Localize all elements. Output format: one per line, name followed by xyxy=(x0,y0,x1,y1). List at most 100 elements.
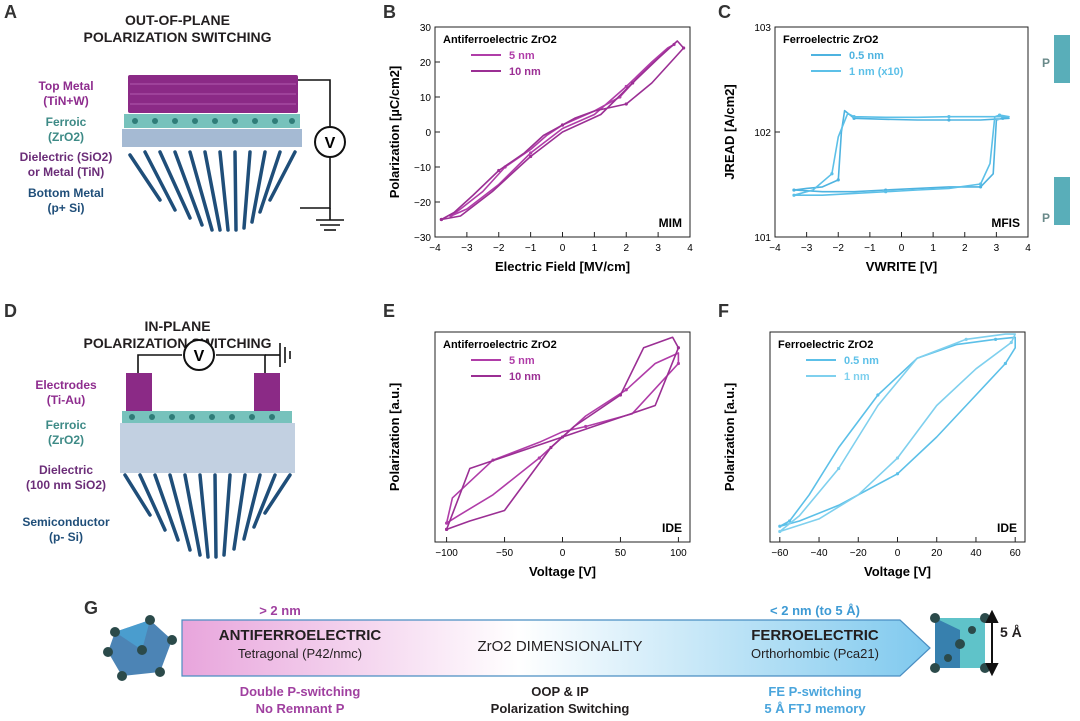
legend-entry-2: 1 nm xyxy=(844,371,870,383)
data-point xyxy=(1003,361,1007,366)
chart-b: −4 −3 −2 −1 0 1 2 3 4−30−20−100102030Antiferroel… xyxy=(387,23,693,274)
thickness-dimension-arrow xyxy=(985,610,999,677)
x-tick-label: 40 xyxy=(970,548,982,559)
data-point xyxy=(792,188,796,192)
layer-bottom-metal-material: (p+ Si) xyxy=(47,201,85,215)
legend-title: Ferroelectric ZrO2 xyxy=(778,339,873,351)
bottom-metal-lattice xyxy=(128,150,297,232)
layer-electrodes-material: (Ti-Au) xyxy=(46,393,86,407)
panel-letter-b: B xyxy=(383,2,396,22)
data-point xyxy=(837,466,841,471)
layer-dielectric-ip-name: Dielectric xyxy=(38,463,94,477)
x-tick-label: 0 xyxy=(560,243,566,254)
y-tick-label: 30 xyxy=(420,23,432,34)
x-tick-label: 1 xyxy=(592,243,598,254)
panel-a-circuit xyxy=(298,79,344,231)
chart-f: −60 −40 −20 0 20 40 60 Ferroelectric ZrO2 0.5 nm… xyxy=(722,331,1026,579)
g-center-title: ZrO2 DIMENSIONALITY xyxy=(477,638,643,655)
layer-dielectric-alt: or Metal (TiN) xyxy=(27,165,105,179)
ferroic-atoms-ip xyxy=(129,414,275,420)
layer-top-metal-material: (TiN+W) xyxy=(43,94,89,108)
data-point xyxy=(978,182,983,186)
layer-dielectric: Dielectric (SiO2) or Metal (TiN) xyxy=(4,150,128,180)
x-tick-label: −2 xyxy=(493,243,505,254)
x-tick-label: 3 xyxy=(994,243,1000,254)
layer-ferroic-ip-name: Ferroic xyxy=(45,418,87,432)
x-tick-label: 0 xyxy=(899,243,905,254)
g-left-note-1: Double P-switching xyxy=(239,684,361,699)
data-point xyxy=(997,113,1002,117)
voltmeter-icon-ip xyxy=(183,339,215,371)
data-point xyxy=(529,151,533,155)
panel-letter-c: C xyxy=(718,2,731,22)
y-tick-label: 102 xyxy=(754,128,771,139)
legend-entry-1: 5 nm xyxy=(509,355,535,367)
data-point xyxy=(778,524,782,528)
x-tick-label: 0 xyxy=(560,548,566,559)
data-point xyxy=(1009,340,1013,345)
panel-d-title: IN-PLANE POLARIZATION SWITCHING xyxy=(70,318,285,352)
left-electrode xyxy=(126,373,152,411)
series-line-1 xyxy=(445,352,680,524)
x-tick-label: 2 xyxy=(962,243,968,254)
panel-d-title-line2: POLARIZATION SWITCHING xyxy=(83,335,272,351)
x-tick-label: 4 xyxy=(1025,243,1031,254)
data-point xyxy=(1001,116,1005,120)
y-tick-label: 10 xyxy=(420,93,432,104)
data-point xyxy=(624,102,628,106)
x-tick-label: −3 xyxy=(461,243,473,254)
x-tick-label: −1 xyxy=(864,243,876,254)
legend-entry-2: 1 nm (x10) xyxy=(849,66,904,78)
x-axis-label: Electric Field [MV/cm] xyxy=(495,259,630,274)
data-point xyxy=(947,118,951,122)
y-tick-label: −20 xyxy=(414,198,431,209)
ferroic-atoms xyxy=(132,118,295,124)
chart-c: −4 −3 −2 −1 0 1 2 3 4 101 102 103 Ferroelectric ZrO2… xyxy=(722,23,1070,274)
y-axis-label: Polarization [a.u.] xyxy=(722,383,737,491)
panel-letter-f: F xyxy=(718,301,729,321)
series-line-1 xyxy=(779,336,1017,528)
panel-a-title-line1: OUT-OF-PLANE xyxy=(125,12,230,28)
layer-ferroic-material: (ZrO2) xyxy=(48,130,84,144)
layer-bottom-metal-name: Bottom Metal xyxy=(28,186,104,200)
chart-e: −100 −50 0 50 100 Antiferroelectric ZrO2 5 nm 1… xyxy=(387,331,691,579)
data-point xyxy=(792,193,796,197)
data-point xyxy=(947,115,951,119)
x-axis-label: Voltage [V] xyxy=(864,564,931,579)
g-left-note-2: No Remnant P xyxy=(255,701,345,716)
panel-d-title-line1: IN-PLANE xyxy=(144,318,211,334)
x-tick-label: 50 xyxy=(615,548,627,559)
g-right-thickness: < 2 nm (to 5 Å) xyxy=(770,603,860,618)
legend-title: Antiferroelectric ZrO2 xyxy=(443,34,557,46)
data-point xyxy=(876,393,880,397)
dimensionality-arrow xyxy=(181,619,931,677)
panel-letter-g: G xyxy=(84,598,99,618)
legend-title: Antiferroelectric ZrO2 xyxy=(443,339,557,351)
x-axis-label: Voltage [V] xyxy=(529,564,596,579)
legend-entry-1: 0.5 nm xyxy=(849,50,884,62)
data-point xyxy=(993,337,998,341)
x-tick-label: 20 xyxy=(931,548,943,559)
x-tick-label: −3 xyxy=(801,243,813,254)
data-point xyxy=(895,472,900,476)
y-tick-label: 101 xyxy=(754,233,771,244)
top-metal-lattice xyxy=(130,83,296,105)
g-center-notes: OOP & IP Polarization Switching xyxy=(440,683,680,717)
y-axis-label: JREAD [A/cm2] xyxy=(722,84,737,179)
layer-electrodes-name: Electrodes xyxy=(35,378,97,392)
panel-g-graphic xyxy=(103,610,999,681)
data-point xyxy=(676,346,681,350)
data-point xyxy=(964,337,968,341)
chart-annotation: MFIS xyxy=(991,216,1020,230)
g-right-note-2: 5 Å FTJ memory xyxy=(764,701,866,716)
series-line-2 xyxy=(793,112,1010,196)
x-tick-label: 60 xyxy=(1010,548,1022,559)
y-axis-label: Polarization [a.u.] xyxy=(387,383,402,491)
y-tick-label: 20 xyxy=(420,58,432,69)
x-tick-label: −1 xyxy=(525,243,537,254)
tetragonal-crystal-icon xyxy=(103,615,177,681)
panel-a-structure-illustration: V xyxy=(122,75,346,232)
state-label-up: P xyxy=(1042,56,1050,70)
layer-ferroic-ip: Ferroic (ZrO2) xyxy=(10,418,122,448)
data-point xyxy=(537,456,541,460)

__Work to do__
Rewrite the data above with "Localize" changed to "Locate" and everything else left the same. Leave out the pictures.

__Exercise result__
Locate all elements. Output format: one per line, name followed by xyxy=(x0,y0,x1,y1). List at most 100 elements.
legend-entry-2: 1 nm xyxy=(844,371,870,383)
data-point xyxy=(1003,361,1007,366)
chart-b: −4 −3 −2 −1 0 1 2 3 4−30−20−100102030Antiferroel… xyxy=(387,23,693,274)
thickness-dimension-arrow xyxy=(985,610,999,677)
x-tick-label: 40 xyxy=(970,548,982,559)
data-point xyxy=(792,188,796,192)
layer-bottom-metal-material: (p+ Si) xyxy=(47,201,85,215)
legend-title: Ferroelectric ZrO2 xyxy=(778,339,873,351)
bottom-metal-lattice xyxy=(128,150,297,232)
layer-electrodes-material: (Ti-Au) xyxy=(46,393,86,407)
panel-letter-b: B xyxy=(383,2,396,22)
data-point xyxy=(837,466,841,471)
layer-dielectric-ip-name: Dielectric xyxy=(38,463,94,477)
x-tick-label: 0 xyxy=(560,243,566,254)
y-tick-label: 30 xyxy=(420,23,432,34)
x-tick-label: 1 xyxy=(592,243,598,254)
panel-a-circuit xyxy=(298,79,344,231)
chart-f: −60 −40 −20 0 20 40 60 Ferroelectric ZrO2 0.5 nm… xyxy=(722,331,1026,579)
g-center-title: ZrO2 DIMENSIONALITY xyxy=(477,638,643,655)
layer-dielectric-alt: or Metal (TiN) xyxy=(27,165,105,179)
ferroic-atoms-ip xyxy=(129,414,275,420)
layer-top-metal-material: (TiN+W) xyxy=(43,94,89,108)
data-point xyxy=(978,182,983,186)
layer-dielectric: Dielectric (SiO2) or Metal (TiN) xyxy=(4,150,128,180)
x-tick-label: −2 xyxy=(493,243,505,254)
x-tick-label: 3 xyxy=(994,243,1000,254)
layer-ferroic-ip-name: Ferroic xyxy=(45,418,87,432)
x-tick-label: 0 xyxy=(899,243,905,254)
g-left-note-1: Double P-switching xyxy=(239,684,361,699)
data-point xyxy=(997,113,1002,117)
voltmeter-icon-ip xyxy=(183,339,215,371)
data-point xyxy=(529,151,533,155)
panel-letter-c: C xyxy=(718,2,731,22)
y-tick-label: 102 xyxy=(754,128,771,139)
legend-entry-1: 5 nm xyxy=(509,355,535,367)
data-point xyxy=(778,524,782,528)
x-tick-label: 0 xyxy=(560,548,566,559)
data-point xyxy=(1009,340,1013,345)
panel-d-title: IN-PLANE POLARIZATION SWITCHING xyxy=(70,318,285,352)
left-electrode xyxy=(126,373,152,411)
series-line-1 xyxy=(445,352,680,524)
x-tick-label: 2 xyxy=(962,243,968,254)
panel-d-title-line2: POLARIZATION SWITCHING xyxy=(83,335,272,351)
x-tick-label: 4 xyxy=(1025,243,1031,254)
data-point xyxy=(1001,116,1005,120)
y-tick-label: 10 xyxy=(420,93,432,104)
data-point xyxy=(624,102,628,106)
x-tick-label: −3 xyxy=(461,243,473,254)
x-tick-label: −1 xyxy=(864,243,876,254)
legend-entry-2: 1 nm (x10) xyxy=(849,66,904,78)
x-axis-label: Electric Field [MV/cm] xyxy=(495,259,630,274)
data-point xyxy=(947,118,951,122)
y-tick-label: −20 xyxy=(414,198,431,209)
ferroic-atoms xyxy=(132,118,295,124)
chart-c: −4 −3 −2 −1 0 1 2 3 4 101 102 103 Ferroelectric ZrO2… xyxy=(722,23,1070,274)
y-axis-label: Polarization [a.u.] xyxy=(722,383,737,491)
panel-letter-f: F xyxy=(718,301,729,321)
series-line-1 xyxy=(779,336,1017,528)
panel-a-title-line1: OUT-OF-PLANE xyxy=(125,12,230,28)
layer-ferroic-material: (ZrO2) xyxy=(48,130,84,144)
layer-bottom-metal-name: Bottom Metal xyxy=(28,186,104,200)
chart-e: −100 −50 0 50 100 Antiferroelectric ZrO2 5 nm 1… xyxy=(387,331,691,579)
data-point xyxy=(792,193,796,197)
data-point xyxy=(947,115,951,119)
x-axis-label: Voltage [V] xyxy=(864,564,931,579)
g-left-note-2: No Remnant P xyxy=(255,701,345,716)
panel-d-title-line1: IN-PLANE xyxy=(144,318,211,334)
x-tick-label: 50 xyxy=(615,548,627,559)
g-right-thickness: < 2 nm (to 5 Å) xyxy=(770,603,860,618)
legend-title: Antiferroelectric ZrO2 xyxy=(443,34,557,46)
data-point xyxy=(876,393,880,397)
dimensionality-arrow xyxy=(181,619,931,677)
panel-letter-g: G xyxy=(84,598,99,618)
legend-title: Antiferroelectric ZrO2 xyxy=(443,339,557,351)
x-axis-label: Voltage [V] xyxy=(529,564,596,579)
legend-entry-1: 0.5 nm xyxy=(849,50,884,62)
data-point xyxy=(993,337,998,341)
x-tick-label: 20 xyxy=(931,548,943,559)
x-tick-label: −3 xyxy=(801,243,813,254)
data-point xyxy=(895,472,900,476)
y-tick-label: 101 xyxy=(754,233,771,244)
top-metal-lattice xyxy=(130,83,296,105)
g-center-notes: OOP & IP Polarization Switching xyxy=(440,683,680,717)
y-axis-label: JREAD [A/cm2] xyxy=(722,84,737,179)
layer-electrodes-name: Electrodes xyxy=(35,378,97,392)
panel-g-graphic xyxy=(103,610,999,681)
data-point xyxy=(676,346,681,350)
data-point xyxy=(964,337,968,341)
chart-annotation: MFIS xyxy=(991,216,1020,230)
g-right-note-2: 5 Å FTJ memory xyxy=(764,701,866,716)
series-line-2 xyxy=(793,112,1010,196)
x-tick-label: 60 xyxy=(1010,548,1022,559)
y-axis-label: Polarization [a.u.] xyxy=(387,383,402,491)
y-tick-label: 20 xyxy=(420,58,432,69)
x-tick-label: −1 xyxy=(525,243,537,254)
tetragonal-crystal-icon xyxy=(103,615,177,681)
panel-a-structure-illustration: V xyxy=(122,75,346,232)
state-label-up: P xyxy=(1042,56,1050,70)
layer-ferroic-ip: Ferroic (ZrO2) xyxy=(10,418,122,448)
data-point xyxy=(537,456,541,460)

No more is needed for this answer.